— Start THE INPUT —
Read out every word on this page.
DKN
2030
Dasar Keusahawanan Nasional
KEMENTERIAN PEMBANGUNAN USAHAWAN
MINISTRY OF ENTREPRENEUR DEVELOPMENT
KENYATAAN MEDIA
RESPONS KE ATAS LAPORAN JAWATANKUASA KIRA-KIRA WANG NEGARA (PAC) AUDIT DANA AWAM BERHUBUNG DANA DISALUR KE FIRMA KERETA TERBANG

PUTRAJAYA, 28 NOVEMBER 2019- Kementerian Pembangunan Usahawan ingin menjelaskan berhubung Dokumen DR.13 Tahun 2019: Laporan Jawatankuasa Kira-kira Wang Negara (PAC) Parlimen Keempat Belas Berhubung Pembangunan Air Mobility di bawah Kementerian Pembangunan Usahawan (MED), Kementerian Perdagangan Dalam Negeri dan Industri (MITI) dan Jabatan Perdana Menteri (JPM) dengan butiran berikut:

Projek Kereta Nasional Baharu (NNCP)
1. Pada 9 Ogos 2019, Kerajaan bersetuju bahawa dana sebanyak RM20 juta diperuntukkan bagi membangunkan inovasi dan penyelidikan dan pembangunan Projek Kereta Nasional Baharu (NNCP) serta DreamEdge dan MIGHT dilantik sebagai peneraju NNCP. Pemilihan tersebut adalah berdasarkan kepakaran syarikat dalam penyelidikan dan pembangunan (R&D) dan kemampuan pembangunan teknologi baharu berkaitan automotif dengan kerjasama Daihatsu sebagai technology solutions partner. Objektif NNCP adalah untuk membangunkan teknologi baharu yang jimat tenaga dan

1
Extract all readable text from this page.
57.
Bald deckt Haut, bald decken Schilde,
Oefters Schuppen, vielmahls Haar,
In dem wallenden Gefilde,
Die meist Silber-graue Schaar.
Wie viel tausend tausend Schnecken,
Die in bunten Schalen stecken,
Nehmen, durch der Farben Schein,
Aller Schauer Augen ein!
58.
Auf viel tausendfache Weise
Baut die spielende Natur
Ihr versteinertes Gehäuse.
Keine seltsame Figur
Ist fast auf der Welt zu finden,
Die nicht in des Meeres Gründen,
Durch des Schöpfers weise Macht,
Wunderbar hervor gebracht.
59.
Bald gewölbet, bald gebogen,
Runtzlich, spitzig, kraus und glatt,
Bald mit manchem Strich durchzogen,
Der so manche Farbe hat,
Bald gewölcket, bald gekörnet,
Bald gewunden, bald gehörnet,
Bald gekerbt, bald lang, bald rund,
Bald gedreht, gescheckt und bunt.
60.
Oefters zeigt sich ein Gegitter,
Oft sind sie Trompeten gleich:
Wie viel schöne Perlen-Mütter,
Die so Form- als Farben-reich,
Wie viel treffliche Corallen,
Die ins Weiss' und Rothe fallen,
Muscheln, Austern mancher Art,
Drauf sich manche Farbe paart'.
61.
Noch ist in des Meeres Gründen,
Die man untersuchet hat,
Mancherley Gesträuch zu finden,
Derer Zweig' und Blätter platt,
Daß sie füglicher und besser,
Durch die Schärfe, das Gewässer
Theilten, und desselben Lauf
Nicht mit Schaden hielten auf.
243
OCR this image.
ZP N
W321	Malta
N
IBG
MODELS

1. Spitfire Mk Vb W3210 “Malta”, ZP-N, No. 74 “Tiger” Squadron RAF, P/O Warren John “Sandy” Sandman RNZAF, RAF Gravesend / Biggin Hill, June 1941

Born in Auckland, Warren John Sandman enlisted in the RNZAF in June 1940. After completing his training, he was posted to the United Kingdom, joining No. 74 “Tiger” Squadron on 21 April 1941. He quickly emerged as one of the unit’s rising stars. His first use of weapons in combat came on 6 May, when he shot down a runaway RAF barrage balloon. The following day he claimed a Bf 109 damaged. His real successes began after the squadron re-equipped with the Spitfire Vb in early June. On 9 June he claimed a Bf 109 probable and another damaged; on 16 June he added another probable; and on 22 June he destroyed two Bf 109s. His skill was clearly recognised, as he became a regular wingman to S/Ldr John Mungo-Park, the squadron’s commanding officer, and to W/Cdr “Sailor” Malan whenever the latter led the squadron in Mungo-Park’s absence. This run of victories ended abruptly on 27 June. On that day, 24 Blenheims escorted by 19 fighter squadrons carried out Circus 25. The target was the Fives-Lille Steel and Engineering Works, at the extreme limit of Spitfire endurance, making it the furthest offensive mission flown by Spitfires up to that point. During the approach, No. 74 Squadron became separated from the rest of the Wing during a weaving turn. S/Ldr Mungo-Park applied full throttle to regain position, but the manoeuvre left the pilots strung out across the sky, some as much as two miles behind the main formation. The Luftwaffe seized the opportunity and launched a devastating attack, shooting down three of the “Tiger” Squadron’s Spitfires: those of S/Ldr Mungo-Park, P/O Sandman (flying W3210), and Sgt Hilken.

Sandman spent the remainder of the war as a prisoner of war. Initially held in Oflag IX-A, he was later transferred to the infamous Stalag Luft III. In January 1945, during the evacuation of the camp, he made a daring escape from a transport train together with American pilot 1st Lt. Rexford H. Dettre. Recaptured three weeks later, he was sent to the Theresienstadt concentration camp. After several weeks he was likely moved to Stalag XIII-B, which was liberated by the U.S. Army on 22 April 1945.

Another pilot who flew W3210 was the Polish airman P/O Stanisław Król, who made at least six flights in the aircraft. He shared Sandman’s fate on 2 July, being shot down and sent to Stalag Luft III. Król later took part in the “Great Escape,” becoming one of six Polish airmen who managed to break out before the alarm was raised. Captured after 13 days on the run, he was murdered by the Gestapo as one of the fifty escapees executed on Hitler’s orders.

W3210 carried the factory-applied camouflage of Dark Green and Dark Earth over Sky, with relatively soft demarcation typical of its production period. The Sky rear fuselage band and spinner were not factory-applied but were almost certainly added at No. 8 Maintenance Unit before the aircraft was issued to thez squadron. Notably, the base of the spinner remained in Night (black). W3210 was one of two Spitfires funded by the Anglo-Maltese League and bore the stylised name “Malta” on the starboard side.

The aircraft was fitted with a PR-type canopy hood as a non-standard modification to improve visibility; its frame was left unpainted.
— End THE INPUT —
## PROBLEM STATEMENT:
Copy out the full material exactly as it appears.

## SOLUTION FOR THIS EXERCISE:
Read out every word on this page.
DKN
2030
Dasar Keusahawanan Nasional
KEMENTERIAN PEMBANGUNAN USAHAWAN
MINISTRY OF ENTREPRENEUR DEVELOPMENT
KENYATAAN MEDIA
RESPONS KE ATAS LAPORAN JAWATANKUASA KIRA-KIRA WANG NEGARA (PAC) AUDIT DANA AWAM BERHUBUNG DANA DISALUR KE FIRMA KERETA TERBANG

PUTRAJAYA, 28 NOVEMBER 2019- Kementerian Pembangunan Usahawan ingin menjelaskan berhubung Dokumen DR.13 Tahun 2019: Laporan Jawatankuasa Kira-kira Wang Negara (PAC) Parlimen Keempat Belas Berhubung Pembangunan Air Mobility di bawah Kementerian Pembangunan Usahawan (MED), Kementerian Perdagangan Dalam Negeri dan Industri (MITI) dan Jabatan Perdana Menteri (JPM) dengan butiran berikut:

Projek Kereta Nasional Baharu (NNCP)
1. Pada 9 Ogos 2019, Kerajaan bersetuju bahawa dana sebanyak RM20 juta diperuntukkan bagi membangunkan inovasi dan penyelidikan dan pembangunan Projek Kereta Nasional Baharu (NNCP) serta DreamEdge dan MIGHT dilantik sebagai peneraju NNCP. Pemilihan tersebut adalah berdasarkan kepakaran syarikat dalam penyelidikan dan pembangunan (R&D) dan kemampuan pembangunan teknologi baharu berkaitan automotif dengan kerjasama Daihatsu sebagai technology solutions partner. Objektif NNCP adalah untuk membangunkan teknologi baharu yang jimat tenaga dan

1
Extract all readable text from this page.
57.
Bald deckt Haut, bald decken Schilde,
Oefters Schuppen, vielmahls Haar,
In dem wallenden Gefilde,
Die meist Silber-graue Schaar.
Wie viel tausend tausend Schnecken,
Die in bunten Schalen stecken,
Nehmen, durch der Farben Schein,
Aller Schauer Augen ein!
58.
Auf viel tausendfache Weise
Baut die spielende Natur
Ihr versteinertes Gehäuse.
Keine seltsame Figur
Ist fast auf der Welt zu finden,
Die nicht in des Meeres Gründen,
Durch des Schöpfers weise Macht,
Wunderbar hervor gebracht.
59.
Bald gewölbet, bald gebogen,
Runtzlich, spitzig, kraus und glatt,
Bald mit manchem Strich durchzogen,
Der so manche Farbe hat,
Bald gewölcket, bald gekörnet,
Bald gewunden, bald gehörnet,
Bald gekerbt, bald lang, bald rund,
Bald gedreht, gescheckt und bunt.
60.
Oefters zeigt sich ein Gegitter,
Oft sind sie Trompeten gleich:
Wie viel schöne Perlen-Mütter,
Die so Form- als Farben-reich,
Wie viel treffliche Corallen,
Die ins Weiss' und Rothe fallen,
Muscheln, Austern mancher Art,
Drauf sich manche Farbe paart'.
61.
Noch ist in des Meeres Gründen,
Die man untersuchet hat,
Mancherley Gesträuch zu finden,
Derer Zweig' und Blätter platt,
Daß sie füglicher und besser,
Durch die Schärfe, das Gewässer
Theilten, und desselben Lauf
Nicht mit Schaden hielten auf.
243
OCR this image.
ZP N
W321	Malta
N
IBG
MODELS

1. Spitfire Mk Vb W3210 “Malta”, ZP-N, No. 74 “Tiger” Squadron RAF, P/O Warren John “Sandy” Sandman RNZAF, RAF Gravesend / Biggin Hill, June 1941

Born in Auckland, Warren John Sandman enlisted in the RNZAF in June 1940. After completing his training, he was posted to the United Kingdom, joining No. 74 “Tiger” Squadron on 21 April 1941. He quickly emerged as one of the unit’s rising stars. His first use of weapons in combat came on 6 May, when he shot down a runaway RAF barrage balloon. The following day he claimed a Bf 109 damaged. His real successes began after the squadron re-equipped with the Spitfire Vb in early June. On 9 June he claimed a Bf 109 probable and another damaged; on 16 June he added another probable; and on 22 June he destroyed two Bf 109s. His skill was clearly recognised, as he became a regular wingman to S/Ldr John Mungo-Park, the squadron’s commanding officer, and to W/Cdr “Sailor” Malan whenever the latter led the squadron in Mungo-Park’s absence. This run of victories ended abruptly on 27 June. On that day, 24 Blenheims escorted by 19 fighter squadrons carried out Circus 25. The target was the Fives-Lille Steel and Engineering Works, at the extreme limit of Spitfire endurance, making it the furthest offensive mission flown by Spitfires up to that point. During the approach, No. 74 Squadron became separated from the rest of the Wing during a weaving turn. S/Ldr Mungo-Park applied full throttle to regain position, but the manoeuvre left the pilots strung out across the sky, some as much as two miles behind the main formation. The Luftwaffe seized the opportunity and launched a devastating attack, shooting down three of the “Tiger” Squadron’s Spitfires: those of S/Ldr Mungo-Park, P/O Sandman (flying W3210), and Sgt Hilken.

Sandman spent the remainder of the war as a prisoner of war. Initially held in Oflag IX-A, he was later transferred to the infamous Stalag Luft III. In January 1945, during the evacuation of the camp, he made a daring escape from a transport train together with American pilot 1st Lt. Rexford H. Dettre. Recaptured three weeks later, he was sent to the Theresienstadt concentration camp. After several weeks he was likely moved to Stalag XIII-B, which was liberated by the U.S. Army on 22 April 1945.

Another pilot who flew W3210 was the Polish airman P/O Stanisław Król, who made at least six flights in the aircraft. He shared Sandman’s fate on 2 July, being shot down and sent to Stalag Luft III. Król later took part in the “Great Escape,” becoming one of six Polish airmen who managed to break out before the alarm was raised. Captured after 13 days on the run, he was murdered by the Gestapo as one of the fifty escapees executed on Hitler’s orders.

W3210 carried the factory-applied camouflage of Dark Green and Dark Earth over Sky, with relatively soft demarcation typical of its production period. The Sky rear fuselage band and spinner were not factory-applied but were almost certainly added at No. 8 Maintenance Unit before the aircraft was issued to thez squadron. Notably, the base of the spinner remained in Night (black). W3210 was one of two Spitfires funded by the Anglo-Maltese League and bore the stylised name “Malta” on the starboard side.

The aircraft was fitted with a PR-type canopy hood as a non-standard modification to improve visibility; its frame was left unpainted.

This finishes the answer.